[[ TEXT PROVIDED, beginning ]]

The main reason for non-eligibility in both FB and EUC clinics was not having CMD (n = 1704). Even though 99 participants reported hallucinations and 144 reported suicidal ideation when screened for CMD at baseline, none of these patients were deemed to have suicidal intent or psychotic symptoms by the study psychologist and thus we did not exclude any participants due to psychiatric reasons. Data on reasons for exclusion was not available for participants screened in the last three months of recruitment (May-July 2018), hence they are listed as ‘unknown’ (2.5% of those screened in the FB clinics and 14.0% in the EUC clinics).

[[ TEXT PROVIDED, end ]]

> [TASK INSTRUCTIONS]: For each statement, say whether the passage on study eligibility agrees with it, answering yes or no and quoting the deciding words: (a) Not having CMD was the main reason for non-eligibility in both FB and EUC clinics. (b) Some participants were excluded for psychiatric reasons. (c) Reasons for exclusion are unavailable for participants screened from May to July 2018. The material plays no part in this.

[[ ENTRIES SUPPLIED, beginning ]]

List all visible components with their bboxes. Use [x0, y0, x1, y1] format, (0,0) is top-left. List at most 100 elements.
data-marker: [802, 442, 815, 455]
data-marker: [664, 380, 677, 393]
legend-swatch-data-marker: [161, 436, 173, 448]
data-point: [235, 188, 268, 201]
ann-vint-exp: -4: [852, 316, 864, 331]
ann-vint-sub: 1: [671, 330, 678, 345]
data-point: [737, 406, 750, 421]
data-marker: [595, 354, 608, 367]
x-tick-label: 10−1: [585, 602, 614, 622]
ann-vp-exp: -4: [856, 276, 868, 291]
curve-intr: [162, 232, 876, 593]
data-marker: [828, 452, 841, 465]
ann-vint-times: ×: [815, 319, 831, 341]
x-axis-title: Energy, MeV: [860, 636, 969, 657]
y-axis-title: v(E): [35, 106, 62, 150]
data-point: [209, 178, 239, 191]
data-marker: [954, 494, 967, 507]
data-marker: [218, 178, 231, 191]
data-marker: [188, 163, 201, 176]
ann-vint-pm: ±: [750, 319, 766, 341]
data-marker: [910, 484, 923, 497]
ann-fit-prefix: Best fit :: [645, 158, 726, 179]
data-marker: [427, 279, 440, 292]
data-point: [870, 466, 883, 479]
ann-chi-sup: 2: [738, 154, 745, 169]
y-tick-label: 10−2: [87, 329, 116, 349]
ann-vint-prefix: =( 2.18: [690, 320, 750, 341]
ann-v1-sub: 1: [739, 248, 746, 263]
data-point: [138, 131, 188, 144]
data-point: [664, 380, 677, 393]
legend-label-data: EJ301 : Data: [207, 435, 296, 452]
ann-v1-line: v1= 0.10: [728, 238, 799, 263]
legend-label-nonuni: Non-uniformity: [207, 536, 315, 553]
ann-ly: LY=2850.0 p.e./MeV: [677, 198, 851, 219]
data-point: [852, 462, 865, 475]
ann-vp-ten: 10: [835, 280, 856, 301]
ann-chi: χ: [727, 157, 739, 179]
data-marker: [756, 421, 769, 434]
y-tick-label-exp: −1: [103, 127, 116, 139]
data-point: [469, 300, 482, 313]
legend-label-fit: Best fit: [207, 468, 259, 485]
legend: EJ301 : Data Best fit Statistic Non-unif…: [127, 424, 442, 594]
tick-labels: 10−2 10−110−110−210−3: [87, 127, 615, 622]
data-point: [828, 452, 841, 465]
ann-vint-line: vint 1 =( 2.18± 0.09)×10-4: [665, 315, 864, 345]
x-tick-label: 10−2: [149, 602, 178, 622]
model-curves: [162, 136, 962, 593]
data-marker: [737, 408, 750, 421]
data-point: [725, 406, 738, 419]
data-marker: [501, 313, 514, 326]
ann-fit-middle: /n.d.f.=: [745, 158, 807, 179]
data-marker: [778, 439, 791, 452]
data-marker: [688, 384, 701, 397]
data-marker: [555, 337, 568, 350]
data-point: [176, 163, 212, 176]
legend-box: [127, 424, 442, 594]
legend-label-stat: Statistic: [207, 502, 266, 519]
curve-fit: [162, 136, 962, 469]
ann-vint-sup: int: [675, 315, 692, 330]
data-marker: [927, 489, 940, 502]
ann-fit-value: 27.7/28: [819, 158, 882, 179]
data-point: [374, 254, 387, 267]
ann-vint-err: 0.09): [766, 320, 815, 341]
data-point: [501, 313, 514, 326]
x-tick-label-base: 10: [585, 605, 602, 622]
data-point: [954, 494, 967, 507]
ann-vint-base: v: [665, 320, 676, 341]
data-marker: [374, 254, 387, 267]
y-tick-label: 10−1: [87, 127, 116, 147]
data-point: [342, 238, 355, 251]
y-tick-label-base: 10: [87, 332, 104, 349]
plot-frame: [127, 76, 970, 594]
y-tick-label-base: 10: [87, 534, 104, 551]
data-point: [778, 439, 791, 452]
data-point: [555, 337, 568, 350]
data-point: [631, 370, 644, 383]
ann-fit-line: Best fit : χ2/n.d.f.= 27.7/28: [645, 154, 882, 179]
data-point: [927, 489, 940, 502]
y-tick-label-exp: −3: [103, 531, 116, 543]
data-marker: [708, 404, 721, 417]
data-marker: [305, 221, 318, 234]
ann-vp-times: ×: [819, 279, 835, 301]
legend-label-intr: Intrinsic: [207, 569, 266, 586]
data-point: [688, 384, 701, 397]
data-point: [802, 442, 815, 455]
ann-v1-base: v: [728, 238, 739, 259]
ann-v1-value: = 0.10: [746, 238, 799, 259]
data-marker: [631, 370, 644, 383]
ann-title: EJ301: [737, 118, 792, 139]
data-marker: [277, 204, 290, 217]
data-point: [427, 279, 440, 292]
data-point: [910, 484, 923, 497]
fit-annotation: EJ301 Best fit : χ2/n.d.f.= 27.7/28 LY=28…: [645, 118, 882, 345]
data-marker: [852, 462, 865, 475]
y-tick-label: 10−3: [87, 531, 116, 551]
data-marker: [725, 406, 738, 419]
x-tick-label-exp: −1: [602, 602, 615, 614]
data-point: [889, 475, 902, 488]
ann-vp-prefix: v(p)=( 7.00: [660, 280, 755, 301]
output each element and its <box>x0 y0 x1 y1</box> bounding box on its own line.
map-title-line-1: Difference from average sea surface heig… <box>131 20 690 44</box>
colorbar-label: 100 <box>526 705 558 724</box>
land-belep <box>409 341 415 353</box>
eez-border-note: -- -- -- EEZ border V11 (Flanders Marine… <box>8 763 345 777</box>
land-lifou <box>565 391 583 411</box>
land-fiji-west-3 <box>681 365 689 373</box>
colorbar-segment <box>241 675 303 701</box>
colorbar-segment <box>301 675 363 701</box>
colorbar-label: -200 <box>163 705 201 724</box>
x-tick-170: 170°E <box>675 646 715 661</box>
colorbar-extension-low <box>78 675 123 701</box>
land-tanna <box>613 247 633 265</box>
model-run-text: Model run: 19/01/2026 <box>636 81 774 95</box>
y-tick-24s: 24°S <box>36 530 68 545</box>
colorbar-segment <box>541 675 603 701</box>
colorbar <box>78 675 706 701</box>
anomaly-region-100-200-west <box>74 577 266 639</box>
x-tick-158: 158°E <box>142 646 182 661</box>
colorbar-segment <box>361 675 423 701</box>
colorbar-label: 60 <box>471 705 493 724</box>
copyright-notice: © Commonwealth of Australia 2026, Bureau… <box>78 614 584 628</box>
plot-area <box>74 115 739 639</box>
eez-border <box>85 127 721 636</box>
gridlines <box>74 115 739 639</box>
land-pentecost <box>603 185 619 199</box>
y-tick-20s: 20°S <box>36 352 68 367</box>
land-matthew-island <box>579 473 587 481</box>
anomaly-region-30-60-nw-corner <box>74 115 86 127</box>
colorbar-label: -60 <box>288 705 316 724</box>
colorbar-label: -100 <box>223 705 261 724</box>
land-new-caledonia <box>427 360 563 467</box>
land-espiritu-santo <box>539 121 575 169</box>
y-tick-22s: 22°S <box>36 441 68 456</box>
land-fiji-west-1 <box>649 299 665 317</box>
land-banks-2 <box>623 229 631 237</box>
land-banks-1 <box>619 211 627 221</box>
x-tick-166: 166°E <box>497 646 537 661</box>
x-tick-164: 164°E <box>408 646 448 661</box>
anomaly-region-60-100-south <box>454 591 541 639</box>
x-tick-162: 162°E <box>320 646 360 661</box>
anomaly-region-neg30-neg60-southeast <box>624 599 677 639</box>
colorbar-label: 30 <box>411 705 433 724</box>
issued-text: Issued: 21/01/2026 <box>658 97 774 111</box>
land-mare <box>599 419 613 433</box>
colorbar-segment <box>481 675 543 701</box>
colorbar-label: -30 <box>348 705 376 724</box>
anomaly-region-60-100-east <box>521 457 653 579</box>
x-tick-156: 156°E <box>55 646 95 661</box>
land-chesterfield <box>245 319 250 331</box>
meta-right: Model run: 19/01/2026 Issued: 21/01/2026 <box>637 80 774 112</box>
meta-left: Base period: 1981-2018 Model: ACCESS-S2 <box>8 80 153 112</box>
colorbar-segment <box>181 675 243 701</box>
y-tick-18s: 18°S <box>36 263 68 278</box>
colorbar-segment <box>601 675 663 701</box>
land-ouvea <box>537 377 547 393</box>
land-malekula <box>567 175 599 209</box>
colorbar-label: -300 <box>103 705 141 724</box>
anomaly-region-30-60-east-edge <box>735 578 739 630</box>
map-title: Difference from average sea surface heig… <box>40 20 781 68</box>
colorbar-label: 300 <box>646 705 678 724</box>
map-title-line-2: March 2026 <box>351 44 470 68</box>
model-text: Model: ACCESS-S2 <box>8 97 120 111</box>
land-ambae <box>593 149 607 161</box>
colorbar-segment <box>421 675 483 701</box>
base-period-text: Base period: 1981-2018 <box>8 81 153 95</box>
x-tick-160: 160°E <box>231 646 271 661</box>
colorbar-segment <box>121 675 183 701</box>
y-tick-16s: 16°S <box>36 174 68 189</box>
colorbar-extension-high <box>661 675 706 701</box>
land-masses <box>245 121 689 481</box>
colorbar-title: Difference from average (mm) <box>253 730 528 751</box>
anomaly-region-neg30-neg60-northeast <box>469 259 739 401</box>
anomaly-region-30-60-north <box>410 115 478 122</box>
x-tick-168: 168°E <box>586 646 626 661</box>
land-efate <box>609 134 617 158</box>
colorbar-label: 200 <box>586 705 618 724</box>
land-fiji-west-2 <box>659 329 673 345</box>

[[ ENTRIES SUPPLIED, end ]]

> [WRITTEN REPLY]:
(a) Yes: "The main reason for non-eligibility in both FB and EUC clinics was not having CMD (n = 1704)."
(b) No: "we did not exclude any participants due to psychiatric reasons"
(c) Yes: "Data on reasons for exclusion was not available for participants screened in the last three months of recruitment (May-July 2018)"